## STORED DATA
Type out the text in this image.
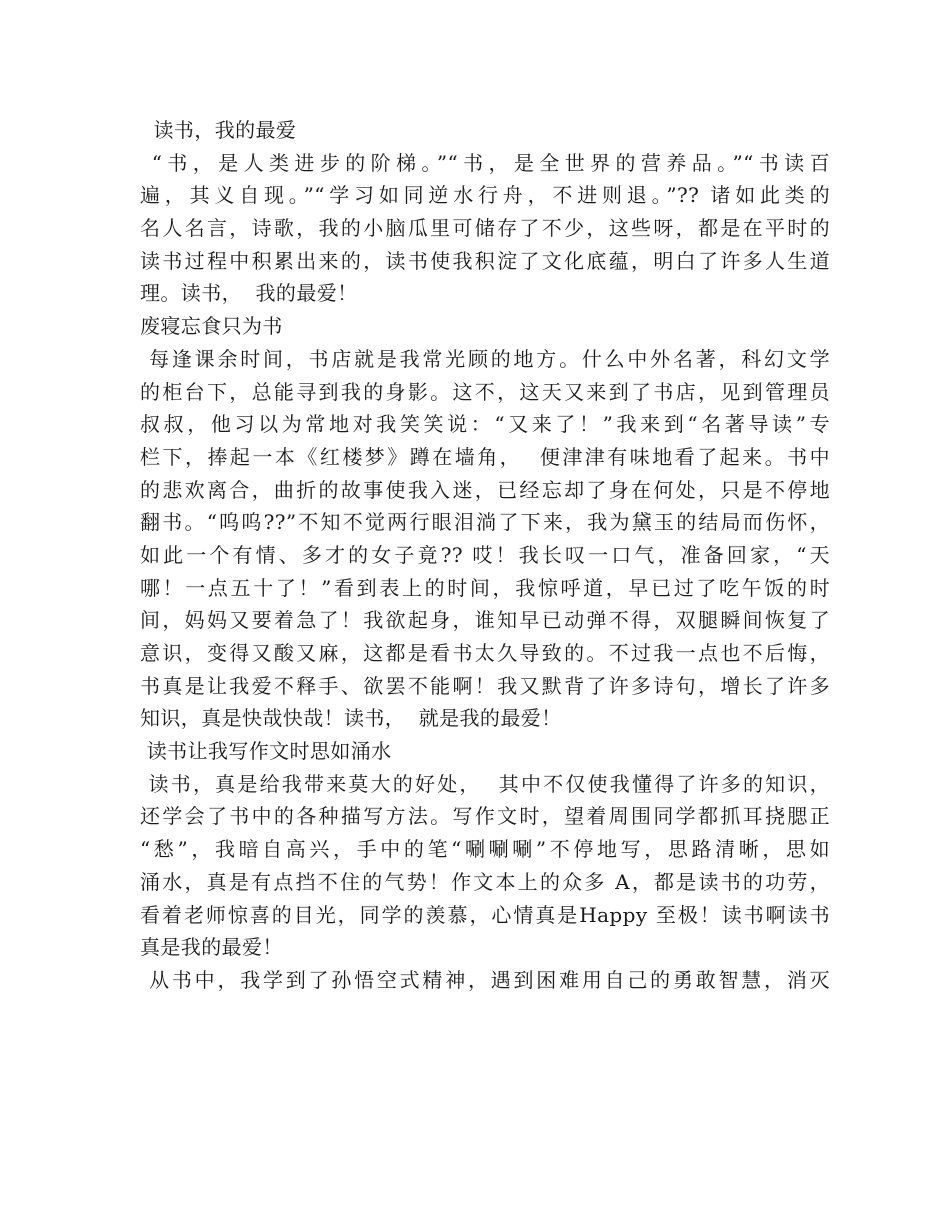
读书，我的最爱
“书，是人类进步的阶梯。”“书，是全世界的营养品。”“书读百
遍，其义自现。”“学习如同逆水行舟，不进则退。”?? 诸如此类的
名人名言，诗歌，我的小脑瓜里可储存了不少，这些呀，都是在平时的
读书过程中积累出来的，读书使我积淀了文化底蕴，明白了许多人生道
理。读书，  我的最爱！
废寝忘食只为书
每逢课余时间，书店就是我常光顾的地方。什么中外名著，科幻文学
的柜台下，总能寻到我的身影。这不，这天又来到了书店，见到管理员
叔叔，他习以为常地对我笑笑说：“又来了！”我来到“名著导读”专
栏下，捧起一本《红楼梦》蹲在墙角，  便津津有味地看了起来。书中
的悲欢离合，曲折的故事使我入迷，已经忘却了身在何处，只是不停地
翻书。“呜呜??”不知不觉两行眼泪淌了下来，我为黛玉的结局而伤怀，
如此一个有情、多才的女子竟?? 哎！我长叹一口气，准备回家，“天
哪！一点五十了！”看到表上的时间，我惊呼道，早已过了吃午饭的时
间，妈妈又要着急了！我欲起身，谁知早已动弹不得，双腿瞬间恢复了
意识，变得又酸又麻，这都是看书太久导致的。不过我一点也不后悔，
书真是让我爱不释手、欲罢不能啊！我又默背了许多诗句，增长了许多
知识，真是快哉快哉！读书，  就是我的最爱！
读书让我写作文时思如涌水
读书，真是给我带来莫大的好处，  其中不仅使我懂得了许多的知识，
还学会了书中的各种描写方法。写作文时，望着周围同学都抓耳挠腮正
“愁”，我暗自高兴，手中的笔“唰唰唰”不停地写，思路清晰，思如
涌水，真是有点挡不住的气势！作文本上的众多 A，都是读书的功劳，
看着老师惊喜的目光，同学的羡慕，心情真是Happy 至极！读书啊读书
真是我的最爱！
从书中，我学到了孙悟空式精神，遇到困难用自己的勇敢智慧，消灭
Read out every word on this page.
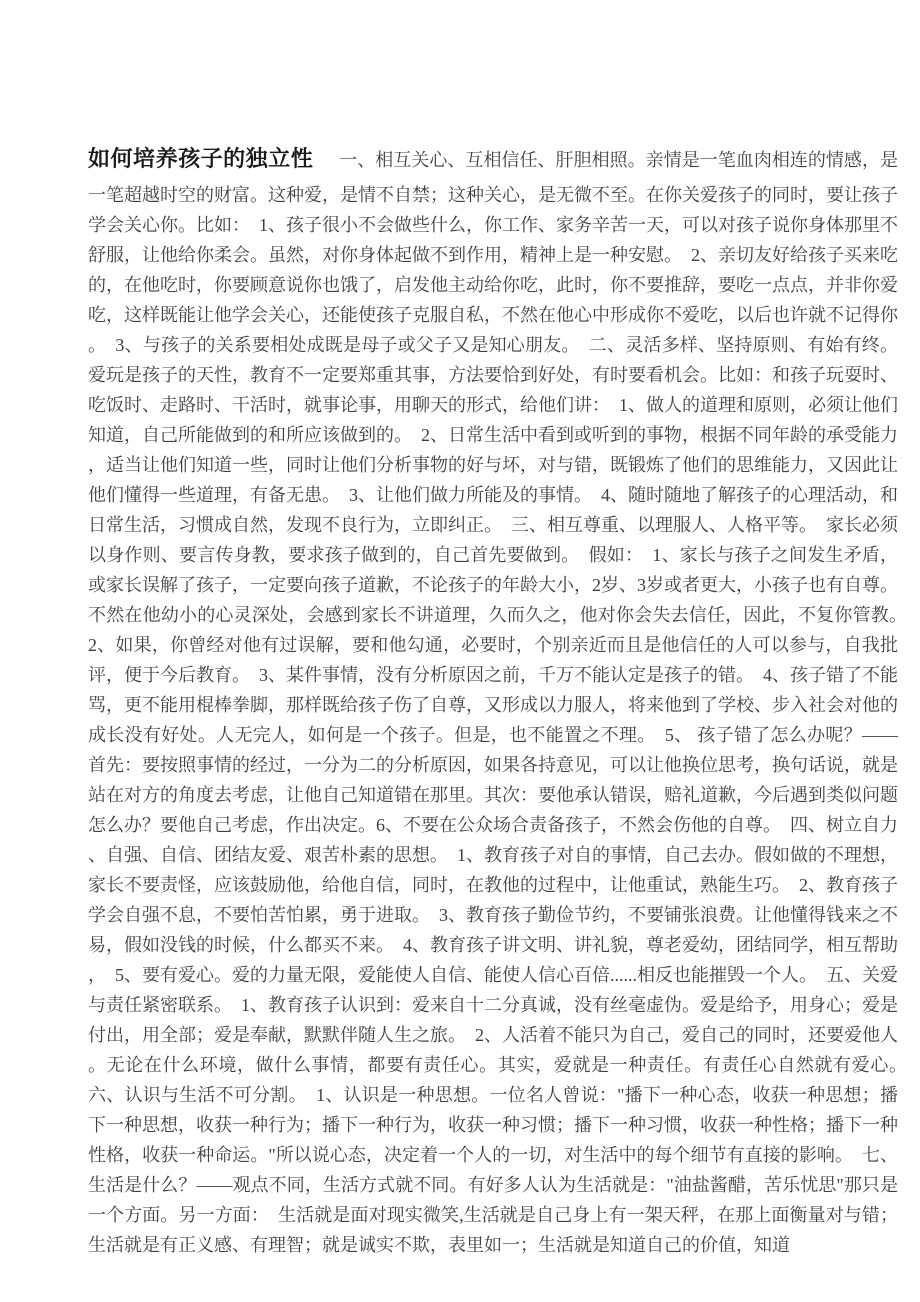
如何培养孩子的独立性 一、相互关心、互相信任、肝胆相照。亲情是一笔血肉相连的情感，是一笔超越时空的财富。这种爱，是情不自禁；这种关心，是无微不至。在你关爱孩子的同时，要让孩子学会关心你。比如：　1、孩子很小不会做些什么，你工作、家务辛苦一天，可以对孩子说你身体那里不舒服，让他给你柔会。虽然，对你身体起做不到作用，精神上是一种安慰。　2、亲切友好给孩子买来吃的，在他吃时，你要顾意说你也饿了，启发他主动给你吃，此时，你不要推辞，要吃一点点，并非你爱吃，这样既能让他学会关心，还能使孩子克服自私，不然在他心中形成你不爱吃，以后也许就不记得你。　3、与孩子的关系要相处成既是母子或父子又是知心朋友。　二、灵活多样、坚持原则、有始有终。爱玩是孩子的天性，教育不一定要郑重其事，方法要恰到好处，有时要看机会。比如：和孩子玩耍时、吃饭时、走路时、干活时，就事论事，用聊天的形式，给他们讲：　1、做人的道理和原则，必须让他们知道，自己所能做到的和所应该做到的。　2、日常生活中看到或听到的事物，根据不同年龄的承受能力，适当让他们知道一些，同时让他们分析事物的好与坏，对与错，既锻炼了他们的思维能力，又因此让他们懂得一些道理，有备无患。　3、让他们做力所能及的事情。　4、随时随地了解孩子的心理活动，和日常生活，习惯成自然，发现不良行为，立即纠正。　三、相互尊重、以理服人、人格平等。　家长必须以身作则、要言传身教，要求孩子做到的，自己首先要做到。　假如：　1、家长与孩子之间发生矛盾，或家长误解了孩子，一定要向孩子道歉，不论孩子的年龄大小，2岁、3岁或者更大，小孩子也有自尊。不然在他幼小的心灵深处，会感到家长不讲道理，久而久之，他对你会失去信任，因此，不复你管教。　2、如果，你曾经对他有过误解，要和他勾通，必要时，个别亲近而且是他信任的人可以参与，自我批评，便于今后教育。　3、某件事情，没有分析原因之前，千万不能认定是孩子的错。　4、孩子错了不能骂，更不能用棍棒拳脚，那样既给孩子伤了自尊，又形成以力服人，将来他到了学校、步入社会对他的成长没有好处。人无完人，如何是一个孩子。但是，也不能置之不理。　5、 孩子错了怎么办呢？—— 首先：要按照事情的经过，一分为二的分析原因，如果各持意见，可以让他换位思考，换句话说，就是站在对方的角度去考虑，让他自己知道错在那里。其次：要他承认错误，赔礼道歉，今后遇到类似问题怎么办？要他自己考虑，作出决定。6、不要在公众场合责备孩子，不然会伤他的自尊。　四、树立自力、自强、自信、团结友爱、艰苦朴素的思想。　1、教育孩子对自的事情，自己去办。假如做的不理想，家长不要责怪，应该鼓励他，给他自信，同时，在教他的过程中，让他重试，熟能生巧。　2、教育孩子学会自强不息，不要怕苦怕累，勇于进取。　3、教育孩子勤俭节约，不要铺张浪费。让他懂得钱来之不易，假如没钱的时候，什么都买不来。　4、教育孩子讲文明、讲礼貌，尊老爱幼，团结同学，相互帮助，　5、要有爱心。爱的力量无限，爱能使人自信、能使人信心百倍......相反也能摧毁一个人。　五、关爱与责任紧密联系。　1、教育孩子认识到：爱来自十二分真诚，没有丝毫虚伪。爱是给予，用身心；爱是付出，用全部；爱是奉献，默默伴随人生之旅。　2、人活着不能只为自己，爱自己的同时，还要爱他人。无论在什么环境，做什么事情，都要有责任心。其实，爱就是一种责任。有责任心自然就有爱心。　六、认识与生活不可分割。　1、认识是一种思想。一位名人曾说："播下一种心态，收获一种思想；播下一种思想，收获一种行为；播下一种行为，收获一种习惯；播下一种习惯，收获一种性格；播下一种性格，收获一种命运。"所以说心态，决定着一个人的一切，对生活中的每个细节有直接的影响。　七、生活是什么？——观点不同，生活方式就不同。有好多人认为生活就是："油盐酱醋，苦乐忧思"那只是一个方面。另一方面：　生活就是面对现实微笑,生活就是自己身上有一架天秤，在那上面衡量对与错；生活就是有正义感、有理智；就是诚实不欺，表里如一；生活就是知道自己的价值，知道
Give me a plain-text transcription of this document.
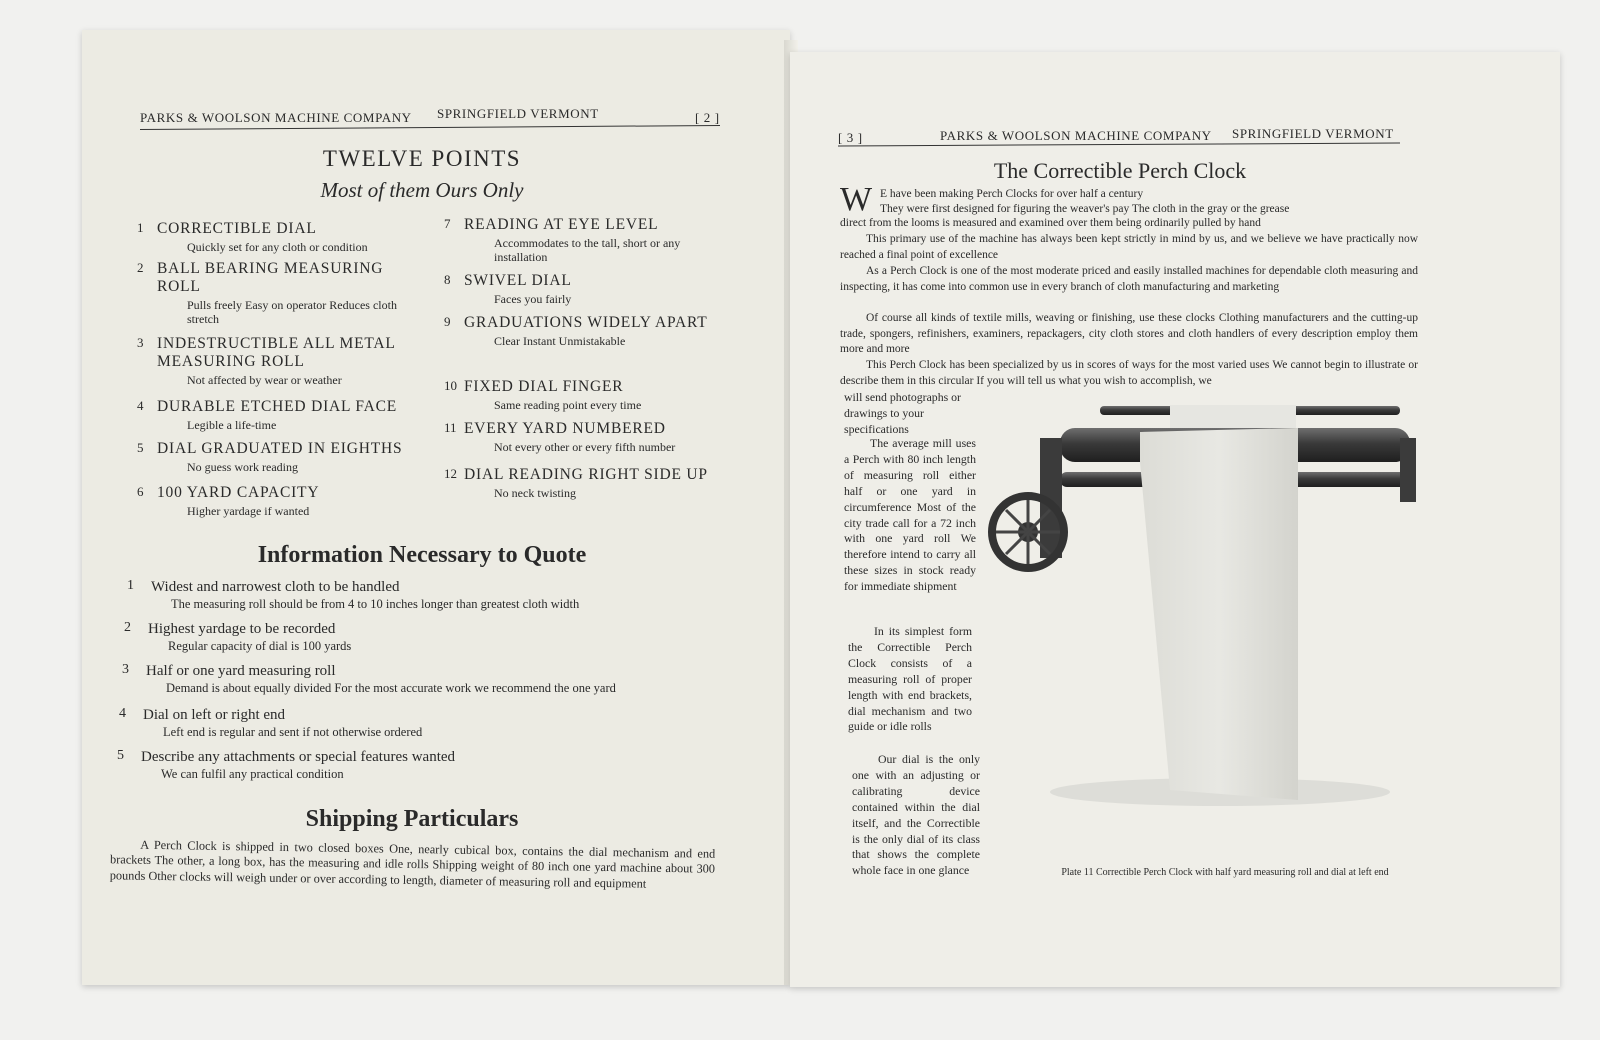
PARKS & WOOLSON MACHINE COMPANY SPRINGFIELD VERMONT	[ 2 ]
TWELVE POINTS
Most of them Ours Only
1 CORRECTIBLE DIAL
Quickly set for any cloth or condition
2 BALL BEARING MEASURING ROLL
Pulls freely Easy on operator Reduces cloth stretch
3 INDESTRUCTIBLE ALL METAL MEASURING ROLL
Not affected by wear or weather
4 DURABLE ETCHED DIAL FACE
Legible a life-time
5 DIAL GRADUATED IN EIGHTHS
No guess work reading
6 100 YARD CAPACITY
Higher yardage if wanted
7 READING AT EYE LEVEL
Accommodates to the tall, short or any installation
8 SWIVEL DIAL
Faces you fairly
9 GRADUATIONS WIDELY APART
Clear Instant Unmistakable
10 FIXED DIAL FINGER
Same reading point every time
11 EVERY YARD NUMBERED
Not every other or every fifth number
12 DIAL READING RIGHT SIDE UP
No neck twisting
1 Widest and narrowest cloth to be handled
The measuring roll should be from 4 to 10 inches longer than greatest cloth width
2 Highest yardage to be recorded
Regular capacity of dial is 100 yards
3 Half or one yard measuring roll
Demand is about equally divided For the most accurate work we recommend the one yard
4 Dial on left or right end
Left end is regular and sent if not otherwise ordered
5 Describe any attachments or special features wanted
We can fulfil any practical condition
Information Necessary to Quote
Shipping Particulars
A Perch Clock is shipped in two closed boxes One, nearly cubical box, contains the dial mechanism and end brackets The other, a long box, has the measuring and idle rolls Shipping weight of 80 inch one yard machine about 300 pounds Other clocks will weigh under or over according to length, diameter of measuring roll and equipment
[ 3 ]	PARKS & WOOLSON MACHINE COMPANY SPRINGFIELD VERMONT
The Correctible Perch Clock
W E have been making Perch Clocks for over half a century
They were first designed for figuring the weaver's pay The cloth in the gray or the grease
direct from the looms is measured and examined over them being ordinarily pulled by hand
This primary use of the machine has always been kept strictly in mind by us, and we believe we have practically now reached a final point of excellence
As a Perch Clock is one of the most moderate priced and easily installed machines for dependable cloth measuring and inspecting, it has come into common use in every branch of cloth manufacturing and marketing
Of course all kinds of textile mills, weaving or finishing, use these clocks Clothing manufacturers and the cutting-up trade, spongers, refinishers, examiners, repackagers, city cloth stores and cloth handlers of every description employ them more and more
This Perch Clock has been specialized by us in scores of ways for the most varied uses We cannot begin to illustrate or describe them in this circular If you will tell us what you wish to accomplish, we
will send photographs or drawings to your specifications
The average mill uses a Perch with 80 inch length of measuring roll either half or one yard in circumference Most of the city trade call for a 72 inch with one yard roll We therefore intend to carry all these sizes in stock ready for immediate shipment
In its simplest form the Correctible Perch Clock consists of a measuring roll of proper length with end brackets, dial mechanism and two guide or idle rolls
Our dial is the only one with an adjusting or calibrating device contained within the dial itself, and the Correctible is the only dial of its class that shows the complete whole face in one glance	Plate 11 Correctible Perch Clock with half yard measuring roll and dial at left end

## SET TASK
Collect every line from the records above that contains the word "time".

## RESULT FOR THIS TASK
Legible a life-time
Same reading point every time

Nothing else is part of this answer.